WORK REQUIRED: Look through the material below, count the lines containing the word "صلاة", and state only the count.

Start of DATASET EXCERPTS

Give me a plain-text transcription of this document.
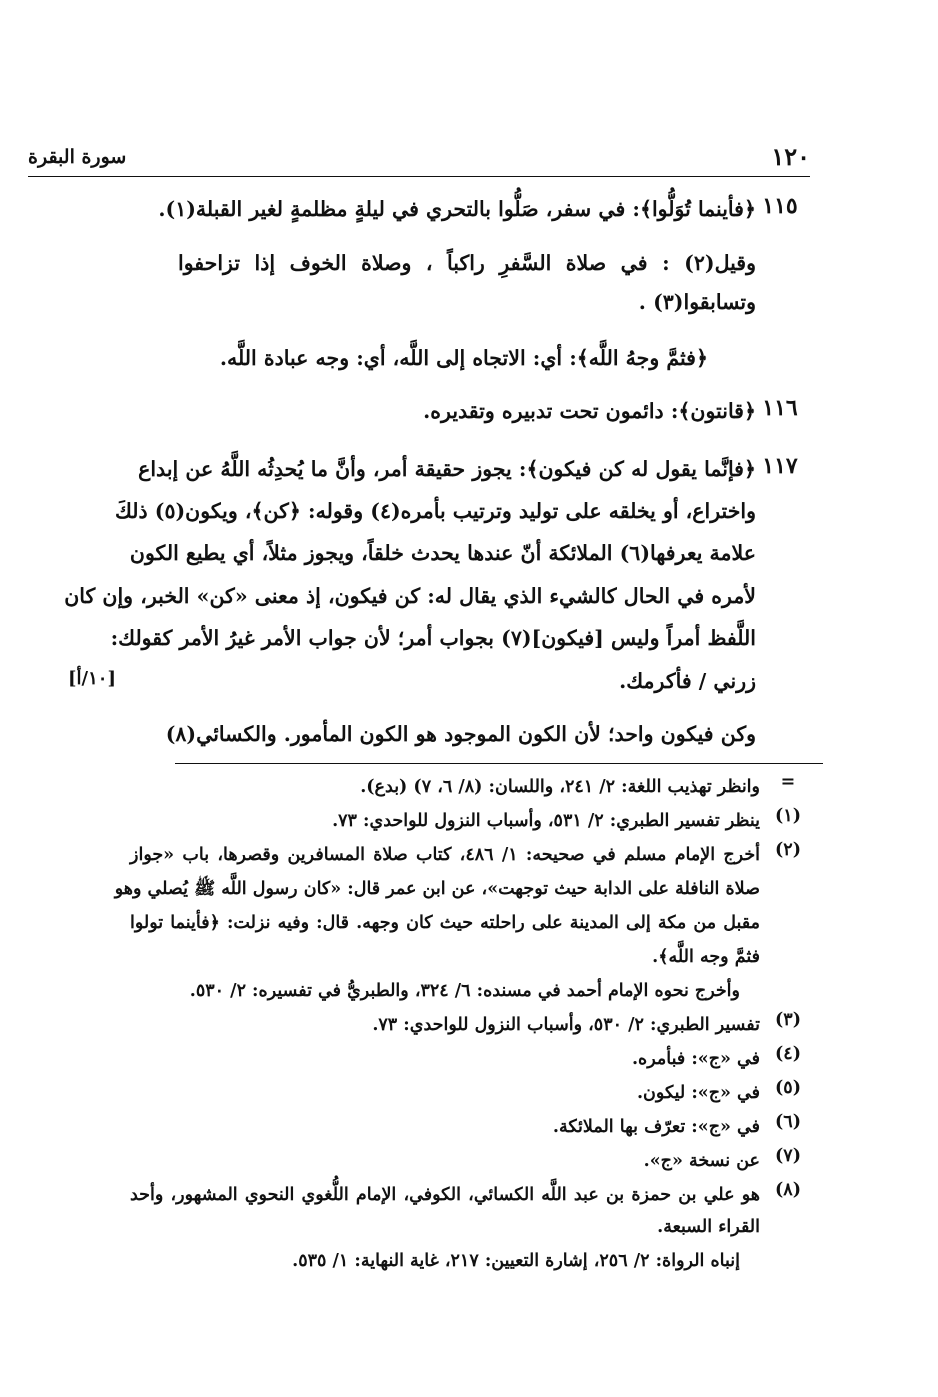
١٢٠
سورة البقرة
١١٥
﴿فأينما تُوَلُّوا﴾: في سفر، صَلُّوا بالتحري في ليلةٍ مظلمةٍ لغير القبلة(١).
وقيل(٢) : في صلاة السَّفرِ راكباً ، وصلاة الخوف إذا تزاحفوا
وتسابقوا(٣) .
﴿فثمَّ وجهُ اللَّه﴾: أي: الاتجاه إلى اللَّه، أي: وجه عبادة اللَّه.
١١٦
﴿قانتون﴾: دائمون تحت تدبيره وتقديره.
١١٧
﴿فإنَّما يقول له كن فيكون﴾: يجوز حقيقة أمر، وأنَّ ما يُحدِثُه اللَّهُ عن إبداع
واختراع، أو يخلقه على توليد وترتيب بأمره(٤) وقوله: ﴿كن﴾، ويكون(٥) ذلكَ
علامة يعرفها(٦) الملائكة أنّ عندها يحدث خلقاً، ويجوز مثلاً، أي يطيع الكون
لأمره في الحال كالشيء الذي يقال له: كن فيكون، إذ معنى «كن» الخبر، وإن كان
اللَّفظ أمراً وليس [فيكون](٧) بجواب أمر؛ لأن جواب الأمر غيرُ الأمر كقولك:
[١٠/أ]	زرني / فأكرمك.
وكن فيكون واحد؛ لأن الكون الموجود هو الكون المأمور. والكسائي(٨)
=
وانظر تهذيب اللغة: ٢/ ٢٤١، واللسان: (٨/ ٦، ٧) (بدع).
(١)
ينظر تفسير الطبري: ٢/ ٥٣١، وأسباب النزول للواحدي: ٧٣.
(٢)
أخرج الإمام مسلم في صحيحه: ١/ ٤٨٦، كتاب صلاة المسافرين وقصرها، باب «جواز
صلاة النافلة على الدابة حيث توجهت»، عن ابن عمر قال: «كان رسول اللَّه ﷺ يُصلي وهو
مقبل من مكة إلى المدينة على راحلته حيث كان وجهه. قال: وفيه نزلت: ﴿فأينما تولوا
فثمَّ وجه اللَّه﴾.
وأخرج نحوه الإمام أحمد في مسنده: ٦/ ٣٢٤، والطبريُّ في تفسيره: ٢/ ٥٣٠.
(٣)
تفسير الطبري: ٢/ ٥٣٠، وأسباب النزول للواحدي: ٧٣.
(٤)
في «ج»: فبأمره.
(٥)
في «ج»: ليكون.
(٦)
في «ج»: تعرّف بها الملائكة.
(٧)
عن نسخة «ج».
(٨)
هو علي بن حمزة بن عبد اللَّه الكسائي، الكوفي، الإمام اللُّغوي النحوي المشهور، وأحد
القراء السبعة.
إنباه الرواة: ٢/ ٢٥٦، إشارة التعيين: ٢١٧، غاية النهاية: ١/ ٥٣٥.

End of DATASET EXCERPTS
Start of DATASET EXCERPTS

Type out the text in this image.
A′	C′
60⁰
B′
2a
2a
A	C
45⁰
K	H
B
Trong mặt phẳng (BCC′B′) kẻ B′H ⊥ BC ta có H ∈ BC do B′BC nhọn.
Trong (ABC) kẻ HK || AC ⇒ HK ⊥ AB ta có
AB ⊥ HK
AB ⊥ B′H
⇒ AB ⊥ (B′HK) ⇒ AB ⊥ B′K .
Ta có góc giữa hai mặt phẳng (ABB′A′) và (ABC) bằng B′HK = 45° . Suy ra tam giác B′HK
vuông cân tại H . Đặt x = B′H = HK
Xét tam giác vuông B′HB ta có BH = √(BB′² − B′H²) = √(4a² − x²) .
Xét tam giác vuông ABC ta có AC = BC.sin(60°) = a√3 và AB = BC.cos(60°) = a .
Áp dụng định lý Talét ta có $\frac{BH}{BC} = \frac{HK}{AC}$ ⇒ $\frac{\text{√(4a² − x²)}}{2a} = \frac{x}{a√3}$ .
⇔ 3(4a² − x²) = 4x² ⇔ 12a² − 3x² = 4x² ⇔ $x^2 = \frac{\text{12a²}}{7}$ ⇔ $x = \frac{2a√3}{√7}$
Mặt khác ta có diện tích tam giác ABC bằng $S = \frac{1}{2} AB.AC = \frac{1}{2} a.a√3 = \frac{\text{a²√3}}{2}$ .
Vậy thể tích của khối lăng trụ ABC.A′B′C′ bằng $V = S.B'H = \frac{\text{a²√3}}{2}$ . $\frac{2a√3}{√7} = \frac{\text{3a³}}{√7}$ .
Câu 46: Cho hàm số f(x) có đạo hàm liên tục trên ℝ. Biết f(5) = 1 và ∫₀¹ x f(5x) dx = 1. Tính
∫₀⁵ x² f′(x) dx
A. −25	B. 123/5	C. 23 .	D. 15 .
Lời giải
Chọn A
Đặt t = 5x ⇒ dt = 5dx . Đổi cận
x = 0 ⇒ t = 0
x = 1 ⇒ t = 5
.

End of DATASET EXCERPTS

TASK SOLUTION: 3